Recorded data:
* * *
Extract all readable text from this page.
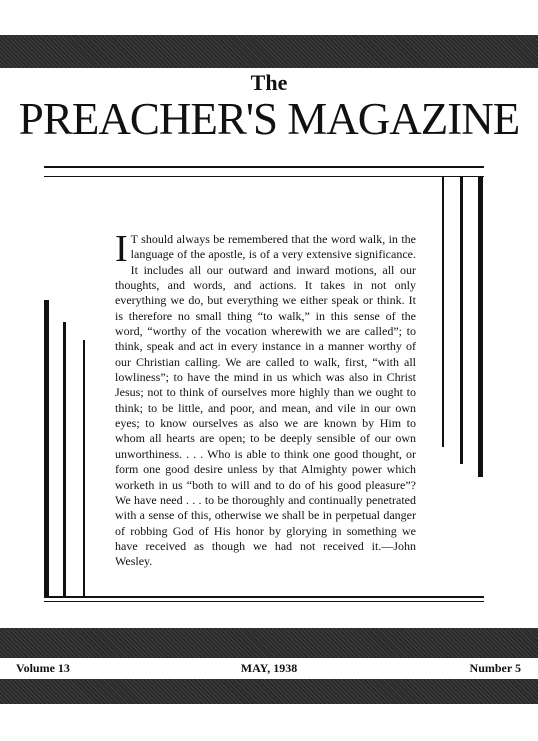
The
PREACHER'S MAGAZINE
I T should always be remembered that the word walk, in the language of the apostle, is of a very extensive significance. It includes all our outward and inward motions, all our thoughts, and words, and actions. It takes in not only everything we do, but everything we either speak or think. It is therefore no small thing “to walk,” in this sense of the word, “worthy of the vocation wherewith we are called”; to think, speak and act in every instance in a manner worthy of our Christian calling. We are called to walk, first, “with all lowliness”; to have the mind in us which was also in Christ Jesus; not to think of ourselves more highly than we ought to think; to be little, and poor, and mean, and vile in our own eyes; to know ourselves as also we are known by Him to whom all hearts are open; to be deeply sensible of our own unworthiness. . . . Who is able to think one good thought, or form one good desire unless by that Almighty power which worketh in us “both to will and to do of his good pleasure”? We have need . . . to be thoroughly and continually penetrated with a sense of this, otherwise we shall be in perpetual danger of robbing God of His honor by glorying in something we have received as though we had not received it.—John Wesley.
Volume 13	MAY, 1938	Number 5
* * *
## What the exercise asks
In your copy of the listing above, reproduce each line exactly and omit all pictures.

## Written answer
Extract all readable text from this page.
The
PREACHER'S MAGAZINE
I T should always be remembered that the word walk, in the language of the apostle, is of a very extensive significance. It includes all our outward and inward motions, all our thoughts, and words, and actions. It takes in not only everything we do, but everything we either speak or think. It is therefore no small thing “to walk,” in this sense of the word, “worthy of the vocation wherewith we are called”; to think, speak and act in every instance in a manner worthy of our Christian calling. We are called to walk, first, “with all lowliness”; to have the mind in us which was also in Christ Jesus; not to think of ourselves more highly than we ought to think; to be little, and poor, and mean, and vile in our own eyes; to know ourselves as also we are known by Him to whom all hearts are open; to be deeply sensible of our own unworthiness. . . . Who is able to think one good thought, or form one good desire unless by that Almighty power which worketh in us “both to will and to do of his good pleasure”? We have need . . . to be thoroughly and continually penetrated with a sense of this, otherwise we shall be in perpetual danger of robbing God of His honor by glorying in something we have received as though we had not received it.—John Wesley.
Volume 13	MAY, 1938	Number 5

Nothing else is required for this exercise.